[begin Listing]

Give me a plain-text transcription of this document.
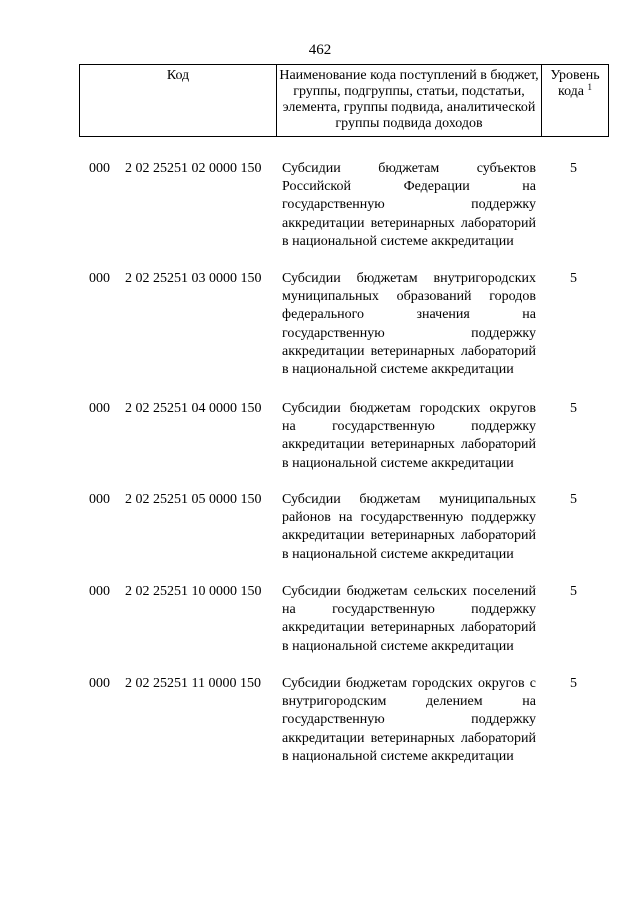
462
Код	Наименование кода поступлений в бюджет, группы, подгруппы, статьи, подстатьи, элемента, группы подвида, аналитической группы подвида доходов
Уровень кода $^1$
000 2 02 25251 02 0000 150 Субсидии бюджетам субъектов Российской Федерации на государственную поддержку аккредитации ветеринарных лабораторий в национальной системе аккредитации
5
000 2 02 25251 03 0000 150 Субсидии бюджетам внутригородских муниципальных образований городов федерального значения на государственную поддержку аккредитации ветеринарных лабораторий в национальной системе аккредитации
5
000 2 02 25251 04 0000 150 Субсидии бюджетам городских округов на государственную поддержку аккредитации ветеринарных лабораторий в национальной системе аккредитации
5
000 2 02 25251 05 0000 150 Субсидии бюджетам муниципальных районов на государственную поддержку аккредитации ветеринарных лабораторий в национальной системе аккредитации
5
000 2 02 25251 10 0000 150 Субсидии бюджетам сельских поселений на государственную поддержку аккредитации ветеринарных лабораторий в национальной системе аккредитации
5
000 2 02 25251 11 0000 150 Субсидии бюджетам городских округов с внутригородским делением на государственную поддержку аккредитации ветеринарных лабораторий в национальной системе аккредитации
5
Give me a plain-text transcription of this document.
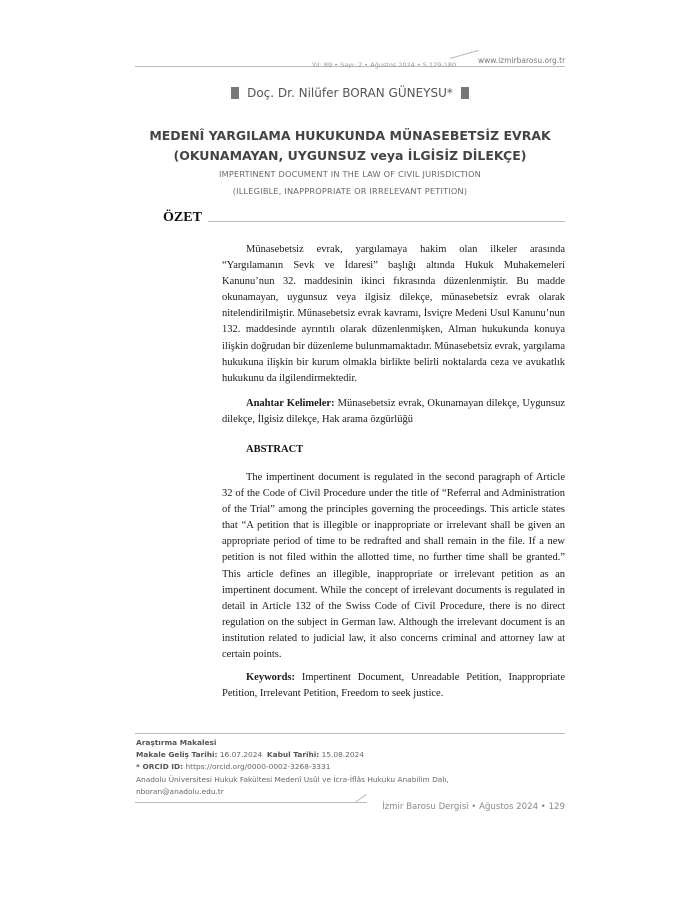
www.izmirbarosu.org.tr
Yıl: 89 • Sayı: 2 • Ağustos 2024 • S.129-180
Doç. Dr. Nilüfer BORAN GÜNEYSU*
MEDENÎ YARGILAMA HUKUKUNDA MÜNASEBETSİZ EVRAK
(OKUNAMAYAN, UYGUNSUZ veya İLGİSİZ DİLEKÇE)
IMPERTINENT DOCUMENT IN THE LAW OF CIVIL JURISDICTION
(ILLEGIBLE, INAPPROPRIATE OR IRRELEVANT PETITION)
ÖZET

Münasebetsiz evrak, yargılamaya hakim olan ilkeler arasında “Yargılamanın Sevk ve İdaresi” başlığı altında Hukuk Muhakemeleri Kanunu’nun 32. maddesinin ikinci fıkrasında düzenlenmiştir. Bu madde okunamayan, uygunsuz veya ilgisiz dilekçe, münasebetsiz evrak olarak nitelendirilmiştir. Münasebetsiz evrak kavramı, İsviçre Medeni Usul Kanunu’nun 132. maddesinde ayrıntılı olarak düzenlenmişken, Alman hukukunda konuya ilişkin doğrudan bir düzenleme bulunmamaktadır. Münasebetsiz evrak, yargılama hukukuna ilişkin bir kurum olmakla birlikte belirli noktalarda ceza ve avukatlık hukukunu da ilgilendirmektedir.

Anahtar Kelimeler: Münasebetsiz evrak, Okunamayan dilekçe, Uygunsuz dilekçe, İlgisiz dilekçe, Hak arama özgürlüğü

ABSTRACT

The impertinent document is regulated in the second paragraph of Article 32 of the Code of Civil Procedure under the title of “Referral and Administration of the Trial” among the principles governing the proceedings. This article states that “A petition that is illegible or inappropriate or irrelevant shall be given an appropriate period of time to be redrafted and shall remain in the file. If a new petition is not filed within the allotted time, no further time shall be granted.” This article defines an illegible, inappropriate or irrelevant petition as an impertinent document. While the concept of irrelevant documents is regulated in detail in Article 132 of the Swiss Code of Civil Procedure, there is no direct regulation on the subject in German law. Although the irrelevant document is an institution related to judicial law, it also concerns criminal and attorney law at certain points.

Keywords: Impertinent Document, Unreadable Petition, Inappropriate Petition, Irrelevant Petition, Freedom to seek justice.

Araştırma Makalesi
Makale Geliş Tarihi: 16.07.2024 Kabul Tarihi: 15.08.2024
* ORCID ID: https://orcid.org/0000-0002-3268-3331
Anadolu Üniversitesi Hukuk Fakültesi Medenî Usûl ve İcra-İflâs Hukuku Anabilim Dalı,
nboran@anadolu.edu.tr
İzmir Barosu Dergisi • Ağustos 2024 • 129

[end Listing]
[begin Listing]

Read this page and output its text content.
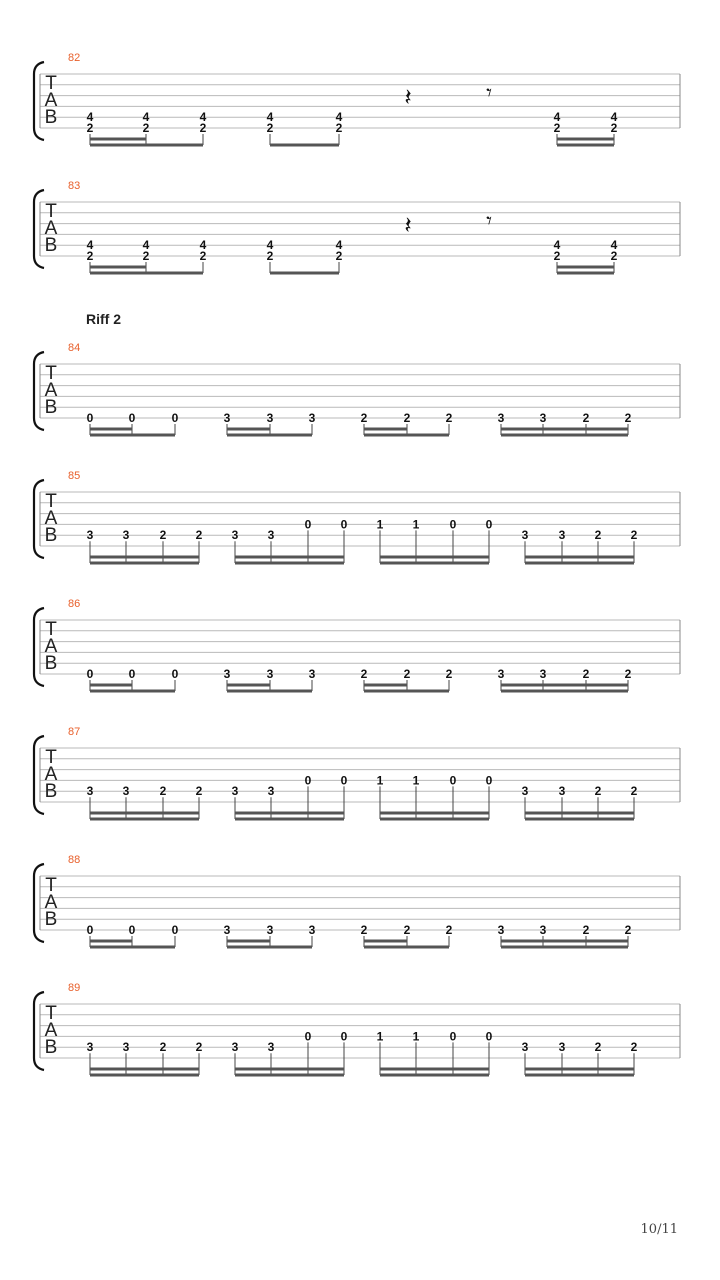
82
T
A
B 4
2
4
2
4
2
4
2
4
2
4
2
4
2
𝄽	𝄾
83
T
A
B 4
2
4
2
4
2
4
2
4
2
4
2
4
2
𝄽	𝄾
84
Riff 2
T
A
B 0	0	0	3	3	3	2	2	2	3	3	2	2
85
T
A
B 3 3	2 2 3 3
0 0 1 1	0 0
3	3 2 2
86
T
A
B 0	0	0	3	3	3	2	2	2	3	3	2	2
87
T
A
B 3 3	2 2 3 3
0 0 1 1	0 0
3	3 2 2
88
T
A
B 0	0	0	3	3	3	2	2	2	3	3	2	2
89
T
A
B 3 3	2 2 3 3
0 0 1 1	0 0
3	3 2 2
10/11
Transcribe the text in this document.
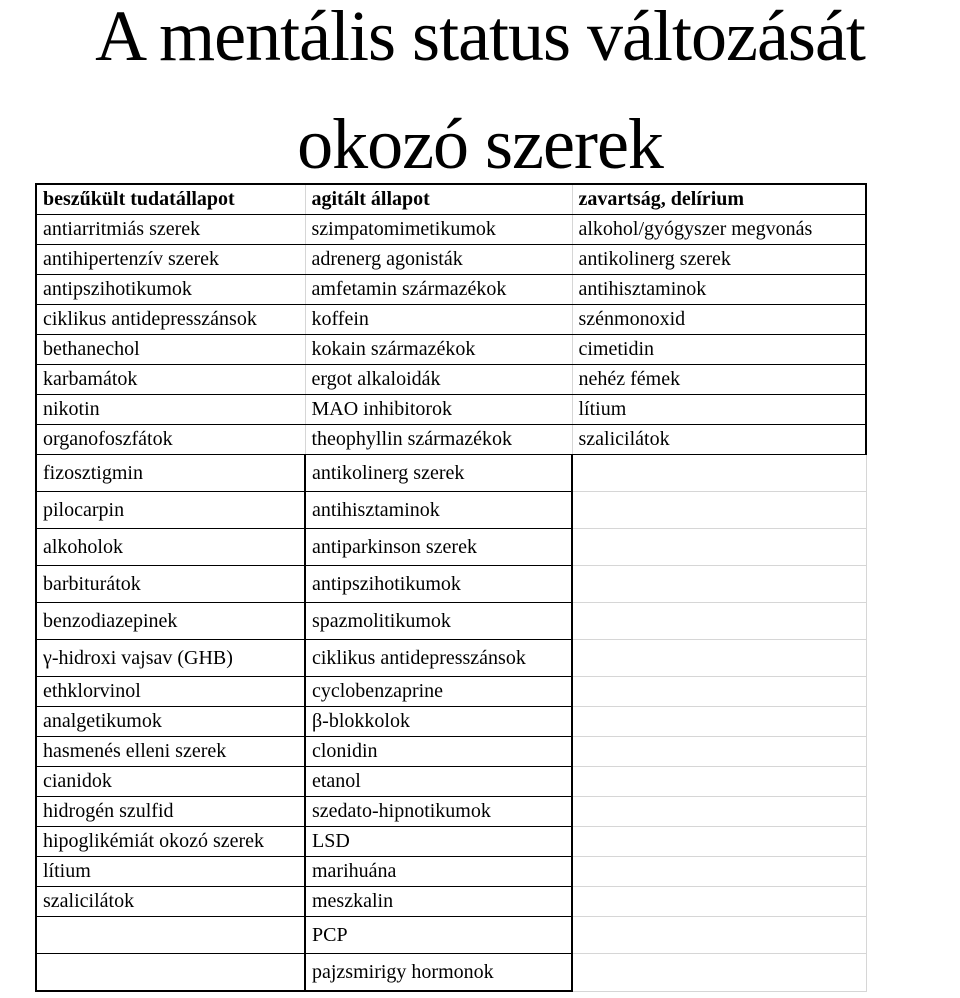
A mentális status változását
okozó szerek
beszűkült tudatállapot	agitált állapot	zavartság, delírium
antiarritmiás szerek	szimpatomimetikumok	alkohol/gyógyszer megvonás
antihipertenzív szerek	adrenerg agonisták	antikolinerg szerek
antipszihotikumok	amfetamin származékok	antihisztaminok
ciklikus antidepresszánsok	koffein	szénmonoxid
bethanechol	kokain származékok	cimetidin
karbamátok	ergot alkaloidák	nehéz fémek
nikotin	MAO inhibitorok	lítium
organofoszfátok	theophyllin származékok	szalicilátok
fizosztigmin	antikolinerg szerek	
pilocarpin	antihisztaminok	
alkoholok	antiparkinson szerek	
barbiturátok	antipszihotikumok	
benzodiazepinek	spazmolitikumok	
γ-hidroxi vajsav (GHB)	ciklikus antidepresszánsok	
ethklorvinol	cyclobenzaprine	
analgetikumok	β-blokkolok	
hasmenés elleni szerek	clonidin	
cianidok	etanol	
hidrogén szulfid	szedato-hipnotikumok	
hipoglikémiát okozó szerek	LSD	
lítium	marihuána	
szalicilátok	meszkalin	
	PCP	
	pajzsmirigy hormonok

[end Listing]

Look through the material and copy each line that has "государственную".

000 2 02 25251 02 0000 150 Субсидии бюджетам субъектов Российской Федерации на государственную поддержку аккредитации ветеринарных лабораторий в национальной системе аккредитации
000 2 02 25251 03 0000 150 Субсидии бюджетам внутригородских муниципальных образований городов федерального значения на государственную поддержку аккредитации ветеринарных лабораторий в национальной системе аккредитации
000 2 02 25251 04 0000 150 Субсидии бюджетам городских округов на государственную поддержку аккредитации ветеринарных лабораторий в национальной системе аккредитации
000 2 02 25251 05 0000 150 Субсидии бюджетам муниципальных районов на государственную поддержку аккредитации ветеринарных лабораторий в национальной системе аккредитации
000 2 02 25251 10 0000 150 Субсидии бюджетам сельских поселений на государственную поддержку аккредитации ветеринарных лабораторий в национальной системе аккредитации
000 2 02 25251 11 0000 150 Субсидии бюджетам городских округов с внутригородским делением на государственную поддержку аккредитации ветеринарных лабораторий в национальной системе аккредитации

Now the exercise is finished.